* _THE EXERCISE_: Output every line below exactly.

* _MATERIAL FOR THE TASK_:

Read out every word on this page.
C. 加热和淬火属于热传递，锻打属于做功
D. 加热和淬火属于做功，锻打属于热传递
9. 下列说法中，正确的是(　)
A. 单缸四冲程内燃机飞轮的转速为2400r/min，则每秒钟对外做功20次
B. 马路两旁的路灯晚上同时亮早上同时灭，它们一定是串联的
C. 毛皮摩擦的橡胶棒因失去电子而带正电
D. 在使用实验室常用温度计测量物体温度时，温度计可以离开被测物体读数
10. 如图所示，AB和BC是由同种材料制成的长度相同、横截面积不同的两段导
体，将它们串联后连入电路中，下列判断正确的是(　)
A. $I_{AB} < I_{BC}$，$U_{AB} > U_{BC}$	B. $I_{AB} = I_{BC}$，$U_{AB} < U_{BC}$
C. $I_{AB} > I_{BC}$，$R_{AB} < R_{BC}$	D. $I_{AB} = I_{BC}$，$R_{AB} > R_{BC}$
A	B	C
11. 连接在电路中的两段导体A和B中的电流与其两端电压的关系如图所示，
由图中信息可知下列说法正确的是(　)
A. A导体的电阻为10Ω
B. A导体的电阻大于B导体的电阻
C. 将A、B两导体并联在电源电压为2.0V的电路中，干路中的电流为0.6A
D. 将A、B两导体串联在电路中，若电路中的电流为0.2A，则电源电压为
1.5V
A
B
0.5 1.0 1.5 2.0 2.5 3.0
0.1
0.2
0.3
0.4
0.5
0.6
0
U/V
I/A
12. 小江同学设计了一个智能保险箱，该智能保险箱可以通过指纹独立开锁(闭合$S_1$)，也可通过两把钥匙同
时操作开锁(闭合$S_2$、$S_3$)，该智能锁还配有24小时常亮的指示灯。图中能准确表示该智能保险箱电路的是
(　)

* _RESULT_:
Read out every word on this page.
C. 加热和淬火属于热传递，锻打属于做功
D. 加热和淬火属于做功，锻打属于热传递
9. 下列说法中，正确的是(　)
A. 单缸四冲程内燃机飞轮的转速为2400r/min，则每秒钟对外做功20次
B. 马路两旁的路灯晚上同时亮早上同时灭，它们一定是串联的
C. 毛皮摩擦的橡胶棒因失去电子而带正电
D. 在使用实验室常用温度计测量物体温度时，温度计可以离开被测物体读数
10. 如图所示，AB和BC是由同种材料制成的长度相同、横截面积不同的两段导
体，将它们串联后连入电路中，下列判断正确的是(　)
A. $I_{AB} < I_{BC}$，$U_{AB} > U_{BC}$	B. $I_{AB} = I_{BC}$，$U_{AB} < U_{BC}$
C. $I_{AB} > I_{BC}$，$R_{AB} < R_{BC}$	D. $I_{AB} = I_{BC}$，$R_{AB} > R_{BC}$
A	B	C
11. 连接在电路中的两段导体A和B中的电流与其两端电压的关系如图所示，
由图中信息可知下列说法正确的是(　)
A. A导体的电阻为10Ω
B. A导体的电阻大于B导体的电阻
C. 将A、B两导体并联在电源电压为2.0V的电路中，干路中的电流为0.6A
D. 将A、B两导体串联在电路中，若电路中的电流为0.2A，则电源电压为
1.5V
A
B
0.5 1.0 1.5 2.0 2.5 3.0
0.1
0.2
0.3
0.4
0.5
0.6
0
U/V
I/A
12. 小江同学设计了一个智能保险箱，该智能保险箱可以通过指纹独立开锁(闭合$S_1$)，也可通过两把钥匙同
时操作开锁(闭合$S_2$、$S_3$)，该智能锁还配有24小时常亮的指示灯。图中能准确表示该智能保险箱电路的是
(　)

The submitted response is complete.